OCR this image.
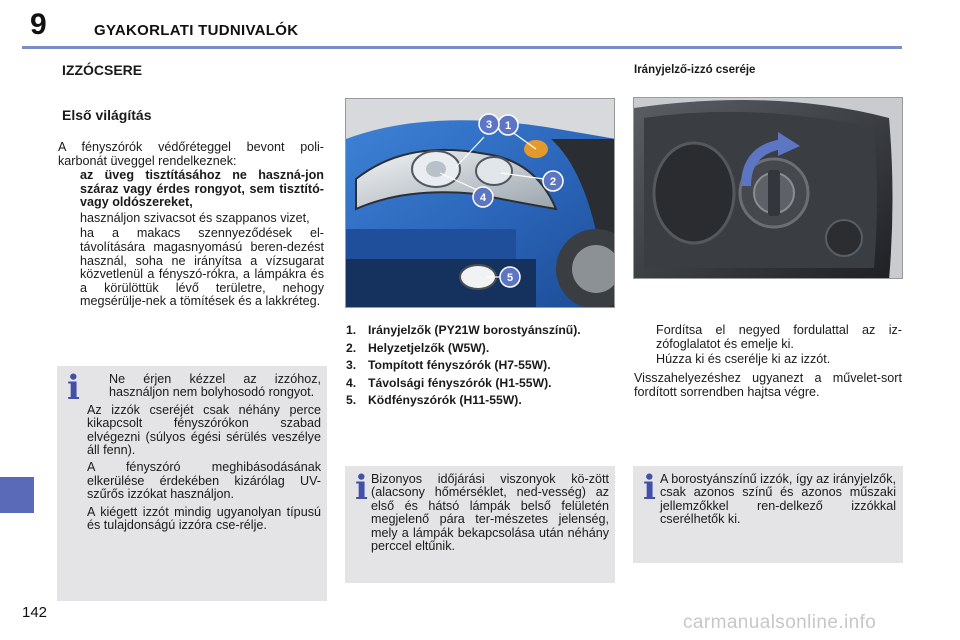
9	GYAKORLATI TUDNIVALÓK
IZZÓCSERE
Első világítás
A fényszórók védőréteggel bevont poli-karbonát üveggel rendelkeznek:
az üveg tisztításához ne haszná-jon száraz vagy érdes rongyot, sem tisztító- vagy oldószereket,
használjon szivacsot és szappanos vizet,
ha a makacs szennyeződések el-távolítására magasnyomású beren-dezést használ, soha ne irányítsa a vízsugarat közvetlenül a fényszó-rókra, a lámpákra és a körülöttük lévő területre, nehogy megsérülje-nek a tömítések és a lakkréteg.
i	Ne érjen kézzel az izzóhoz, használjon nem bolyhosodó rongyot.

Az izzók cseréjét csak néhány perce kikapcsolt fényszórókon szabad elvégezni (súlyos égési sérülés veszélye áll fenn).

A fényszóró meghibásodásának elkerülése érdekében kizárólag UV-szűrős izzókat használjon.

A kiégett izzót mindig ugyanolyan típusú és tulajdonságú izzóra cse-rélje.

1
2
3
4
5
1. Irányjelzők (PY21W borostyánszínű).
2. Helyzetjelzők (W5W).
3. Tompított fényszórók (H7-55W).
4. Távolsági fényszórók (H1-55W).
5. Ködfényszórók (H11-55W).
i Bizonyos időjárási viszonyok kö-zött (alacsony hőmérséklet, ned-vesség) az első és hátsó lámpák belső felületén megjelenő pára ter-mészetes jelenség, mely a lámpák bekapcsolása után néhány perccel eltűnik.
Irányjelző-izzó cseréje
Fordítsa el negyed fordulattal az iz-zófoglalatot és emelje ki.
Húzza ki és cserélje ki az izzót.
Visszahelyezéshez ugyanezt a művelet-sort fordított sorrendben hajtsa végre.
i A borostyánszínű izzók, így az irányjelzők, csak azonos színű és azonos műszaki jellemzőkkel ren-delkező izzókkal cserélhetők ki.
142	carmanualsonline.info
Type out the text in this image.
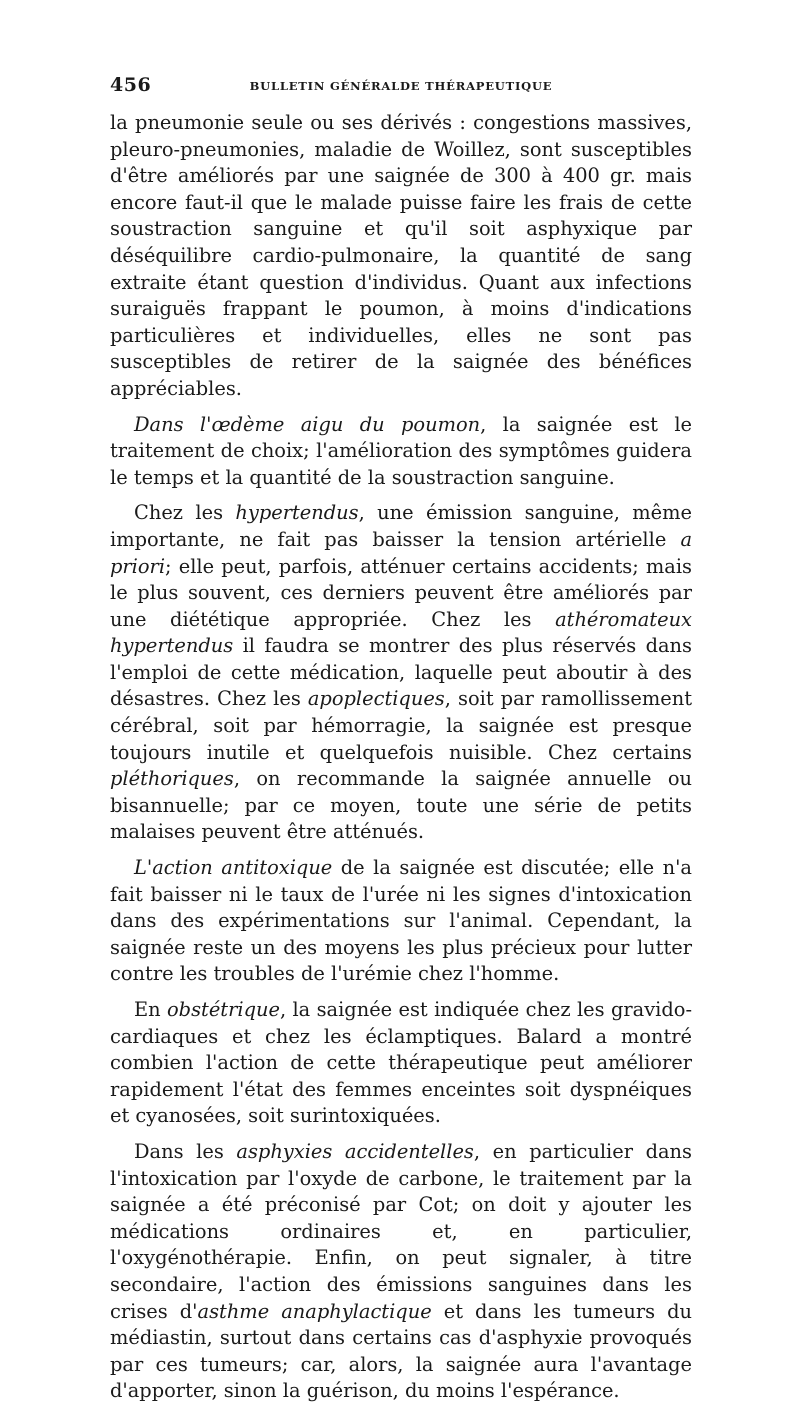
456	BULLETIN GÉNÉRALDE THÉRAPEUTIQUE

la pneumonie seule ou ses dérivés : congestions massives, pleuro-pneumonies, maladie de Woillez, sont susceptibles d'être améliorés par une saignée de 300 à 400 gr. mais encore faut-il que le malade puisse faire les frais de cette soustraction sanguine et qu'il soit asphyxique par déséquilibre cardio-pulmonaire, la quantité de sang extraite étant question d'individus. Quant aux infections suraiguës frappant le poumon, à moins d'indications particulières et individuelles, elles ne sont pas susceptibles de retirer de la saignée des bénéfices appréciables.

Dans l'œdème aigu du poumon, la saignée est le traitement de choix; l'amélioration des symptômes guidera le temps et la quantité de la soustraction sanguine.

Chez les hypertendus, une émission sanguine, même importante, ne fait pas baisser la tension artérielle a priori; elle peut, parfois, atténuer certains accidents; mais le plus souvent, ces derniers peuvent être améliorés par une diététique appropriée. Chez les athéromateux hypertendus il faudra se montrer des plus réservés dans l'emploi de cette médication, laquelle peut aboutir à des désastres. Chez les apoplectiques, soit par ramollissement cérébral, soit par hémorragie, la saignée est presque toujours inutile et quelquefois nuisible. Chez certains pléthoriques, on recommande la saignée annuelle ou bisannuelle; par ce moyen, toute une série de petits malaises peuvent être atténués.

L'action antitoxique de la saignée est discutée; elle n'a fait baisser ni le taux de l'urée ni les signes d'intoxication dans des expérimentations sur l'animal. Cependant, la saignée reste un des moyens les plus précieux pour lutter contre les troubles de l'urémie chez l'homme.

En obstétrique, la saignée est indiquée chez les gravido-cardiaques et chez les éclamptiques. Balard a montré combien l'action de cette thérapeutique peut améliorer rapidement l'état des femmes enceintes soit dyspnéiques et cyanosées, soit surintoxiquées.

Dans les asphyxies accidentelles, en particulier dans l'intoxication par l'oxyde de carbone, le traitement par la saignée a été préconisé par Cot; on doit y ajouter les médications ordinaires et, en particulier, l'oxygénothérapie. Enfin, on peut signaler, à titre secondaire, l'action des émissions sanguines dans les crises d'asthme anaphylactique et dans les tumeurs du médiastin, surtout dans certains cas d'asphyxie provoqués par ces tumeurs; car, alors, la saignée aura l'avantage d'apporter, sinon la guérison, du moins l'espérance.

══════

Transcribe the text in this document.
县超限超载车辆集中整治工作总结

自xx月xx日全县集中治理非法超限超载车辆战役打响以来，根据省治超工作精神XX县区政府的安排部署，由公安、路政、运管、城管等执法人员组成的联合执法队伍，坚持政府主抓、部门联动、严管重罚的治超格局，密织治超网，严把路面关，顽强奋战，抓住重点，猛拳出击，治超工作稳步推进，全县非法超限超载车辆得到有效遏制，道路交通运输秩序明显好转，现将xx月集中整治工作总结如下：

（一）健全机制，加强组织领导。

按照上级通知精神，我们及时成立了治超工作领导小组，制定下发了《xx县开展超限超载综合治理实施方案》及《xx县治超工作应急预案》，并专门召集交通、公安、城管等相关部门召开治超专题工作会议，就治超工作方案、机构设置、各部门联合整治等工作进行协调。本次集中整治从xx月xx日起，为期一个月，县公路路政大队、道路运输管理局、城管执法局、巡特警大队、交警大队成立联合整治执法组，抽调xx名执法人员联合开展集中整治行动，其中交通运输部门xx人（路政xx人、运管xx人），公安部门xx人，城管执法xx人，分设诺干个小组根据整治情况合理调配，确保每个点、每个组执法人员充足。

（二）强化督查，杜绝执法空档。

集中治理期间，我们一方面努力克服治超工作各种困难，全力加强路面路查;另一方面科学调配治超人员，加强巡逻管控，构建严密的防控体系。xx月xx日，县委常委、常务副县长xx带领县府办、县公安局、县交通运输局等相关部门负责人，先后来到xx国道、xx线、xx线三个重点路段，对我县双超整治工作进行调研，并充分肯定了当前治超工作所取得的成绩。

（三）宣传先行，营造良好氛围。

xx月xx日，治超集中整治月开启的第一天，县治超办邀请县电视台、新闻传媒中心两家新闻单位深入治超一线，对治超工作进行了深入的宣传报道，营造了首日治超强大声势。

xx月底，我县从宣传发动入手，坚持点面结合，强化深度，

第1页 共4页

══════

| EXERCISE DESCRIPTION |
Search the records for the word "csak" and copy every line where it occurs.

| SOLUTION FOR THIS EXERCISE |
Az izzók cseréjét csak néhány perce kikapcsolt fényszórókon szabad elvégezni (súlyos égési sérülés veszélye áll fenn).
i A borostyánszínű izzók, így az irányjelzők, csak azonos színű és azonos műszaki jellemzőkkel ren-delkező izzókkal cserélhetők ki.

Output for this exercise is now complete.